— start of INPUT RECORDS —

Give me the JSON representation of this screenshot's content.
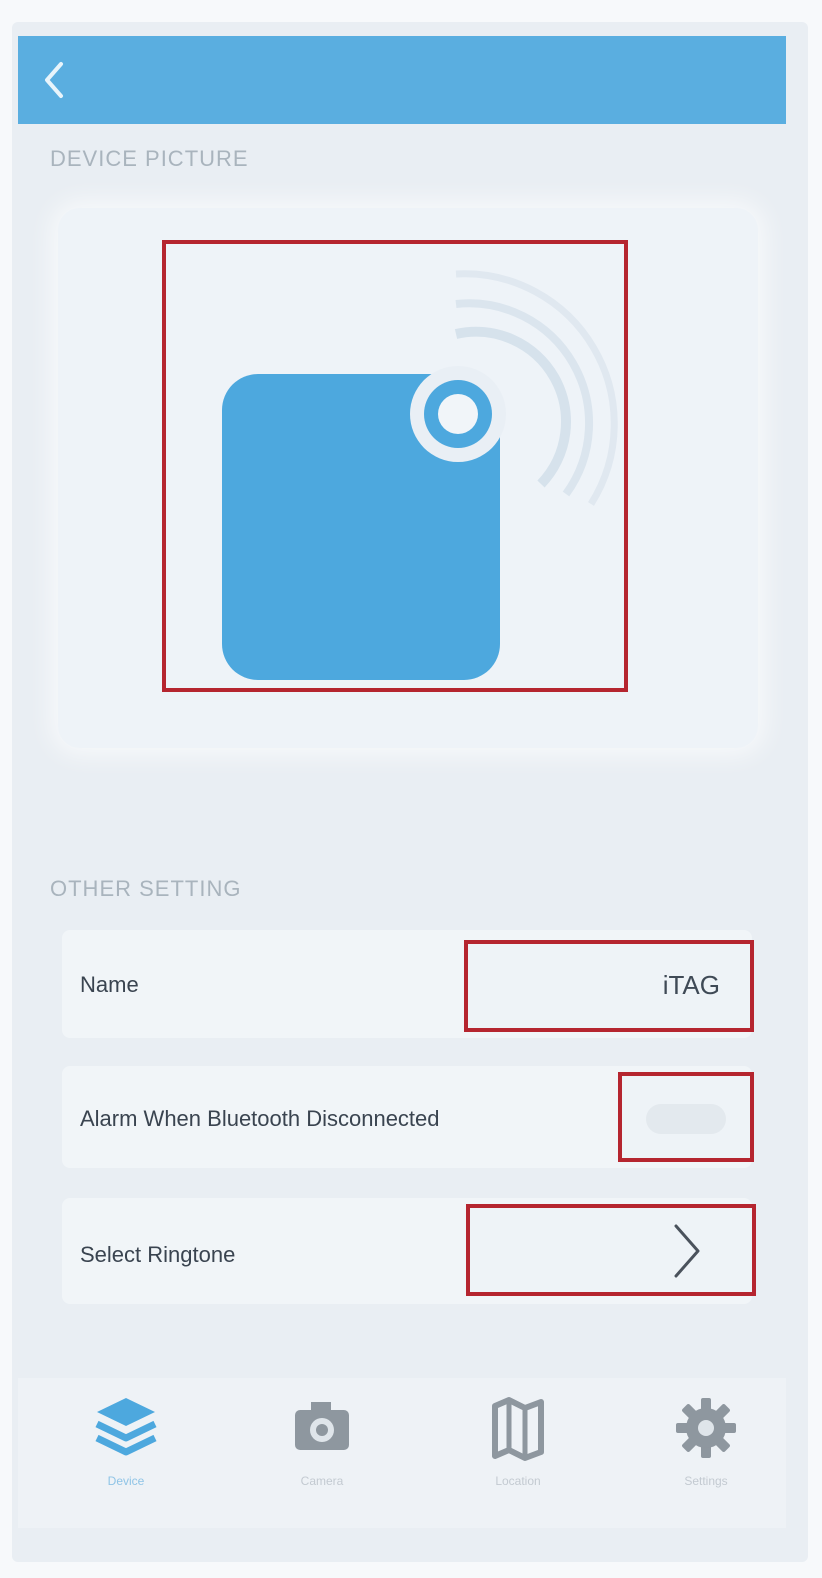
{
  "colors": {
    "header": "#5aaee0",
    "accent": "#4da8de",
    "highlight_border": "#b5252f",
    "inactive_icon": "#9aa3ab"
  },
  "header": {
    "back_icon": "chevron-left-icon"
  },
  "sections": {
    "picture_title": "DEVICE PICTURE",
    "settings_title": "OTHER SETTING"
  },
  "device_picture": {
    "icon": "bluetooth-tag-icon"
  },
  "settings": {
    "name_label": "Name",
    "name_value": "iTAG",
    "alarm_label": "Alarm When Bluetooth Disconnected",
    "alarm_enabled": false,
    "ringtone_label": "Select Ringtone",
    "ringtone_icon": "chevron-right-icon"
  },
  "tabbar": {
    "tabs": [
      {
        "label": "Device",
        "icon": "layers-icon",
        "active": true
      },
      {
        "label": "Camera",
        "icon": "camera-icon",
        "active": false
      },
      {
        "label": "Location",
        "icon": "map-icon",
        "active": false
      },
      {
        "label": "Settings",
        "icon": "gear-icon",
        "active": false
      }
    ]
  }
}
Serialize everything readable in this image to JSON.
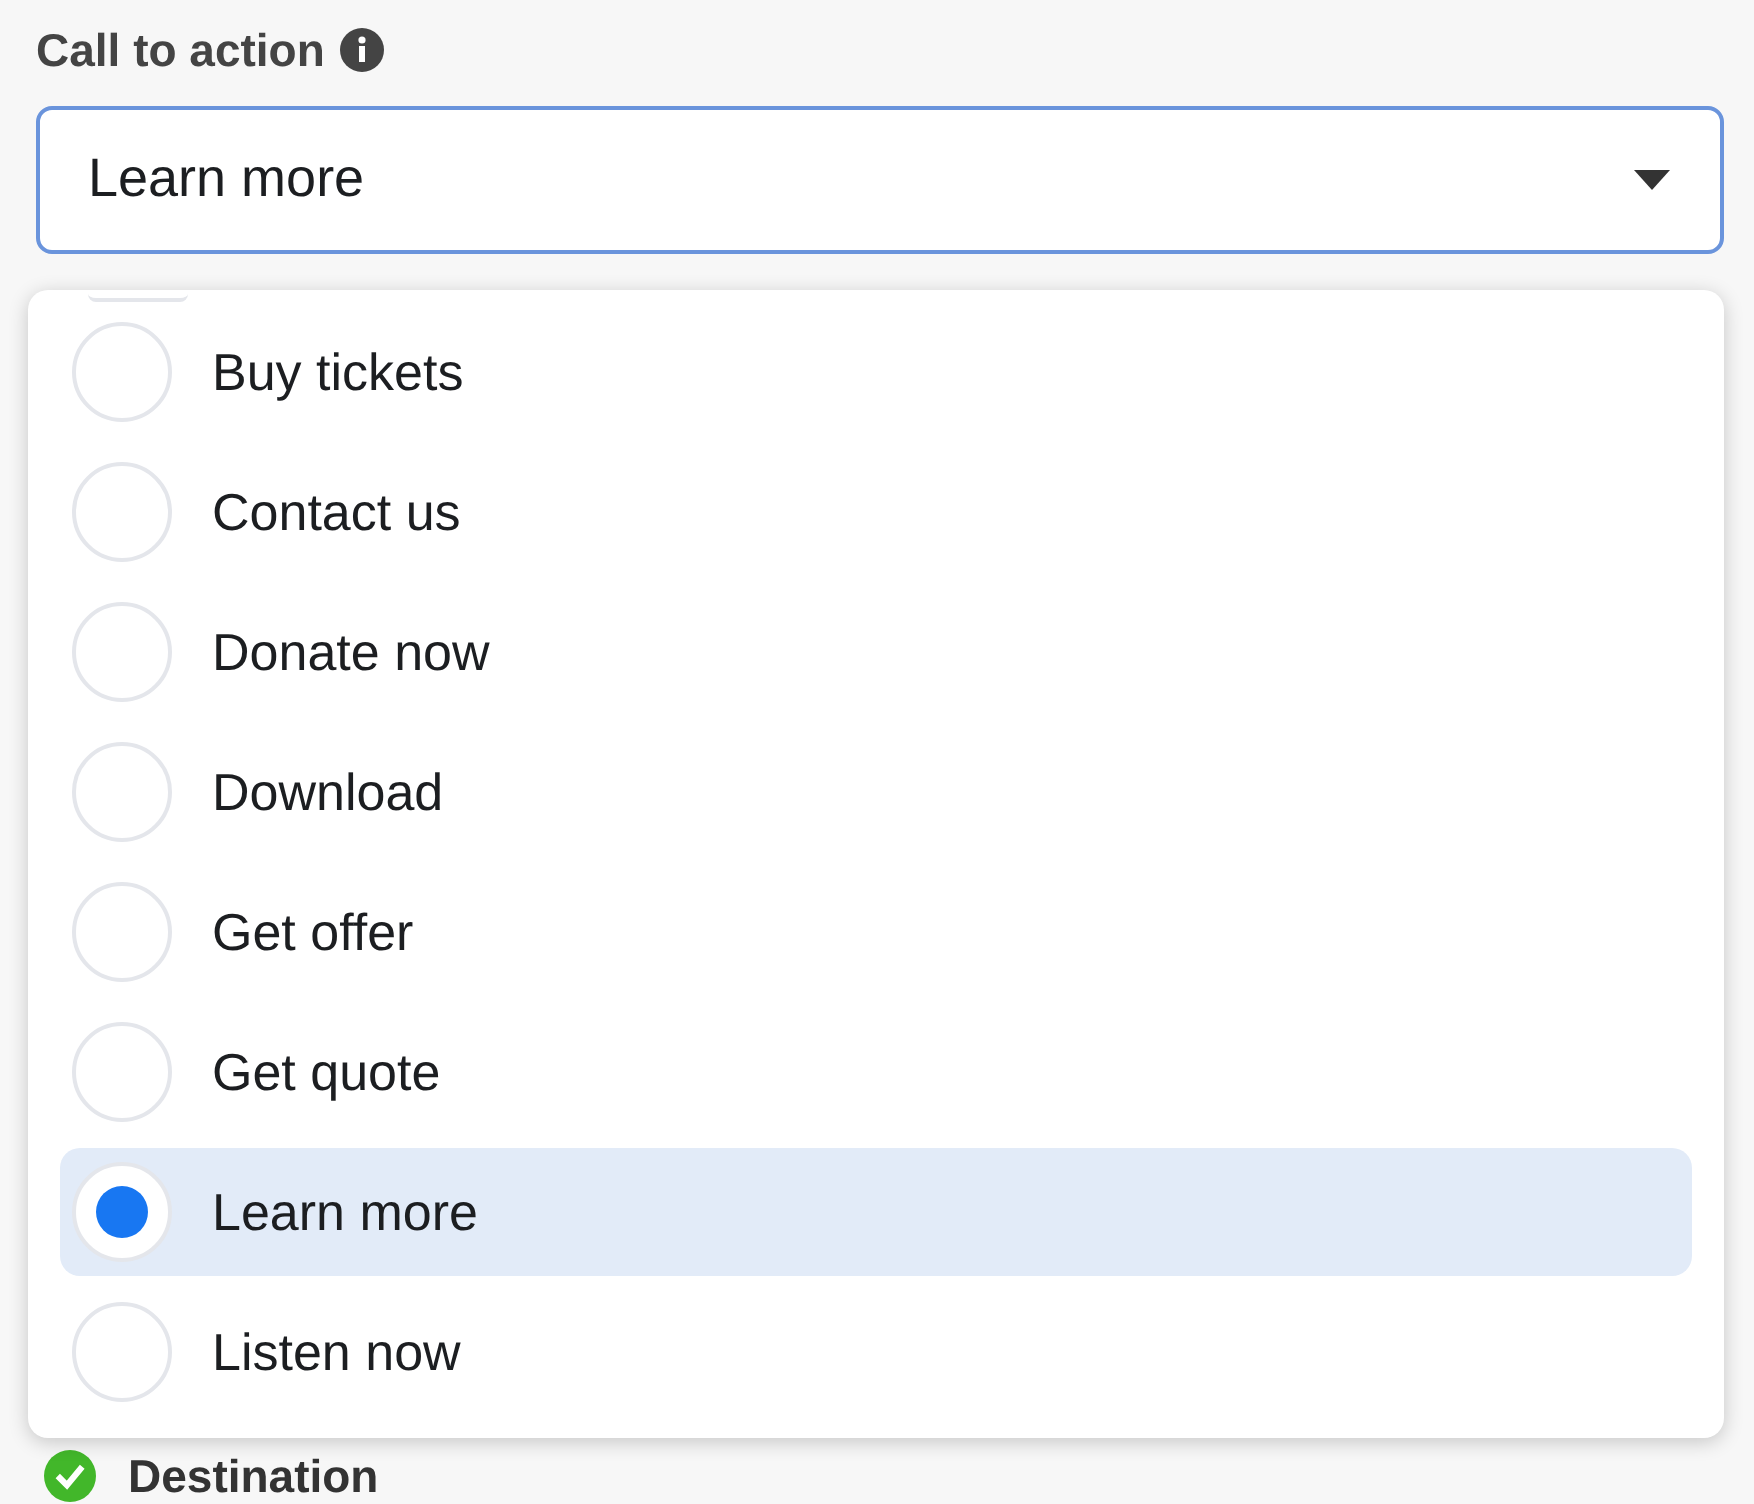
{
  "field": {
    "label": "Call to action",
    "value": "Learn more"
  },
  "options": [
    {
      "label": "Buy tickets",
      "selected": false
    },
    {
      "label": "Contact us",
      "selected": false
    },
    {
      "label": "Donate now",
      "selected": false
    },
    {
      "label": "Download",
      "selected": false
    },
    {
      "label": "Get offer",
      "selected": false
    },
    {
      "label": "Get quote",
      "selected": false
    },
    {
      "label": "Learn more",
      "selected": true
    },
    {
      "label": "Listen now",
      "selected": false
    }
  ],
  "next_section": {
    "title": "Destination",
    "complete": true
  }
}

— end of INPUT RECORDS —

▶ [TASK PROMPT]: Return the lines of the records that include the string "this".

▶ [THE OUTPUT]:
Give me the JSON representation of this screenshot's content.
Serialize everything readable in this image to JSON.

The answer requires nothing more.